- _Materials provided_
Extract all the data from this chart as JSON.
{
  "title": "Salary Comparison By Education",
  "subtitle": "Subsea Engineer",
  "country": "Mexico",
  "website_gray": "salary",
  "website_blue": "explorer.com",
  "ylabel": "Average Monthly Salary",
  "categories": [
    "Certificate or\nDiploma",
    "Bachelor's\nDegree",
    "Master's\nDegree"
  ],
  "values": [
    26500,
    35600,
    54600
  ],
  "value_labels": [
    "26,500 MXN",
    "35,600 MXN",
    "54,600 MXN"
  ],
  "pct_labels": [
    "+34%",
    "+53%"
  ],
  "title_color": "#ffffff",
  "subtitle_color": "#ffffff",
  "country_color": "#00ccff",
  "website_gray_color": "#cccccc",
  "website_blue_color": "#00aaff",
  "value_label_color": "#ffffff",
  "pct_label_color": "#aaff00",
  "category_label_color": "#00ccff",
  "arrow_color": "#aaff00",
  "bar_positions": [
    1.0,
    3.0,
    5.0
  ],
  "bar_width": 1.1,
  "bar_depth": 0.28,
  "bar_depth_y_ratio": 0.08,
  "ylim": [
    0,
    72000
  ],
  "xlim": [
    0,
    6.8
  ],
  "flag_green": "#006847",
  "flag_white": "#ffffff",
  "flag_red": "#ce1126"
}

- _Problem statement_
All of the entries need to be reproduced exactly; please write them out.

- _Answer to this task_
Extract all the data from this chart as JSON.
{
  "title": "Salary Comparison By Education",
  "subtitle": "Subsea Engineer",
  "country": "Mexico",
  "website_gray": "salary",
  "website_blue": "explorer.com",
  "ylabel": "Average Monthly Salary",
  "categories": [
    "Certificate or\nDiploma",
    "Bachelor's\nDegree",
    "Master's\nDegree"
  ],
  "values": [
    26500,
    35600,
    54600
  ],
  "value_labels": [
    "26,500 MXN",
    "35,600 MXN",
    "54,600 MXN"
  ],
  "pct_labels": [
    "+34%",
    "+53%"
  ],
  "title_color": "#ffffff",
  "subtitle_color": "#ffffff",
  "country_color": "#00ccff",
  "website_gray_color": "#cccccc",
  "website_blue_color": "#00aaff",
  "value_label_color": "#ffffff",
  "pct_label_color": "#aaff00",
  "category_label_color": "#00ccff",
  "arrow_color": "#aaff00",
  "bar_positions": [
    1.0,
    3.0,
    5.0
  ],
  "bar_width": 1.1,
  "bar_depth": 0.28,
  "bar_depth_y_ratio": 0.08,
  "ylim": [
    0,
    72000
  ],
  "xlim": [
    0,
    6.8
  ],
  "flag_green": "#006847",
  "flag_white": "#ffffff",
  "flag_red": "#ce1126"
}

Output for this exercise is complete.